DATA SHOWN:
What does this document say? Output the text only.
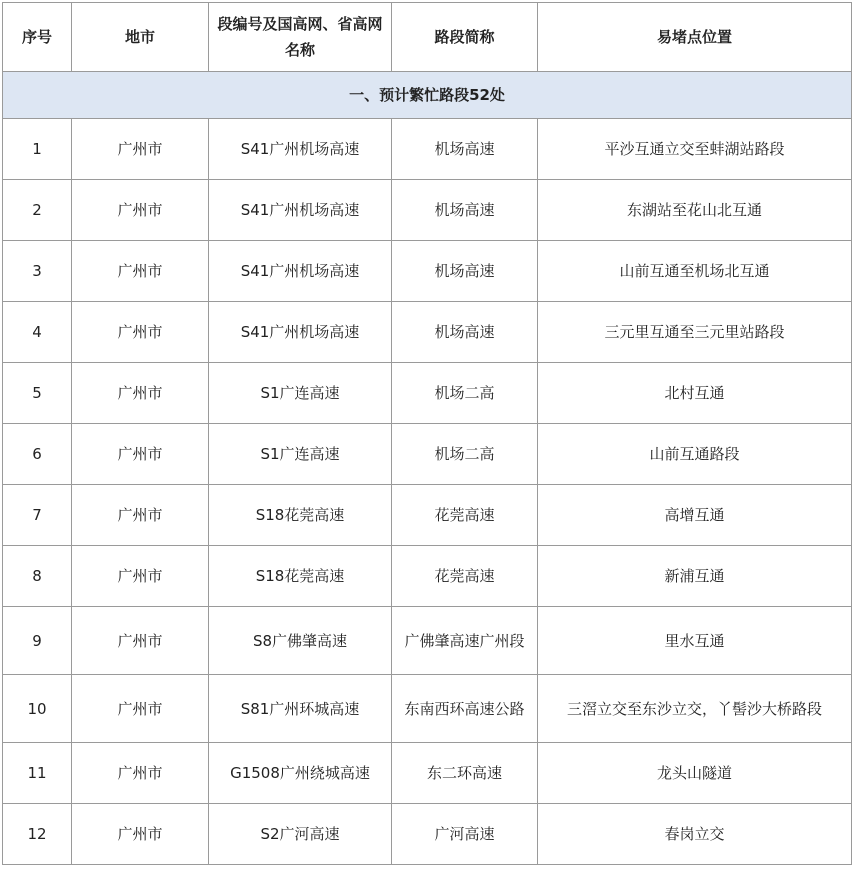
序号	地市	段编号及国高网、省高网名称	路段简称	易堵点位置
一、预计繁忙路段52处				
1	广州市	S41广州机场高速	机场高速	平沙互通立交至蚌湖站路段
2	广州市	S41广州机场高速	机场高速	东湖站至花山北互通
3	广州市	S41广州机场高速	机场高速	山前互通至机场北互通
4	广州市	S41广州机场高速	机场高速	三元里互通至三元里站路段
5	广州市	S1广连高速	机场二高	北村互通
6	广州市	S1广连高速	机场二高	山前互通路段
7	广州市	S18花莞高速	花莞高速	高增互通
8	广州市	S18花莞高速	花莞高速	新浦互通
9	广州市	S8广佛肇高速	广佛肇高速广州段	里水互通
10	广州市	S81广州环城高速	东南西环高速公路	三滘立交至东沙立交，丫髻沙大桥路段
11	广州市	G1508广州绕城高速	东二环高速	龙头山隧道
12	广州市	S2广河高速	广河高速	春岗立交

--

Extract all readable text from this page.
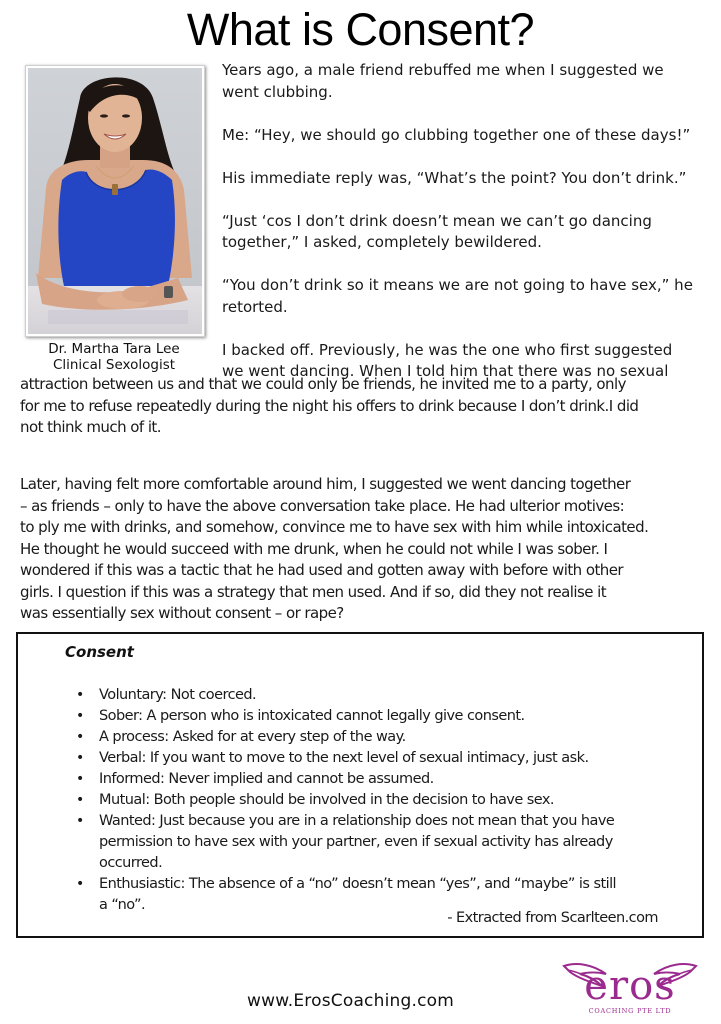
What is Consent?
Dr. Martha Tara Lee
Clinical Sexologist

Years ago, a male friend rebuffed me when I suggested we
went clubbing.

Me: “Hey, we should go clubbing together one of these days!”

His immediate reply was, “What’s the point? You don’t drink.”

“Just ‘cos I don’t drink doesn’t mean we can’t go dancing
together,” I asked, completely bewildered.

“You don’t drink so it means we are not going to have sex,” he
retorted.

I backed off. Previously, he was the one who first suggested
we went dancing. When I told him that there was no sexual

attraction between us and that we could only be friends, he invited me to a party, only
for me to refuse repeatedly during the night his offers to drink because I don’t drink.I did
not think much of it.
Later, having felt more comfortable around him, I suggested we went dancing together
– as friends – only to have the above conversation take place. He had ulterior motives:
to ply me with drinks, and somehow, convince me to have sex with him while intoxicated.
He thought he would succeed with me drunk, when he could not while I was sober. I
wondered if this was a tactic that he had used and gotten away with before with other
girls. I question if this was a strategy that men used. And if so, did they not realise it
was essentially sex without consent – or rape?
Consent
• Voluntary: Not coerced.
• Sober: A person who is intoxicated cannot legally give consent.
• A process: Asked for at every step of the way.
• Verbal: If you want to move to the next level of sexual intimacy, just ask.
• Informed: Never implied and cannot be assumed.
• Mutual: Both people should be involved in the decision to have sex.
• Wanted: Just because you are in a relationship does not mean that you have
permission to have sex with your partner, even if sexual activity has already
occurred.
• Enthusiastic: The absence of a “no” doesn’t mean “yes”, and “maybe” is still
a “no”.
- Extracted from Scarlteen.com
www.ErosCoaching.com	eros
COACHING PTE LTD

REQUIREMENTS: From the data above, copy each line that holds "doesn".

FINAL RESULT:
“Just ‘cos I don’t drink doesn’t mean we can’t go dancing
• Enthusiastic: The absence of a “no” doesn’t mean “yes”, and “maybe” is still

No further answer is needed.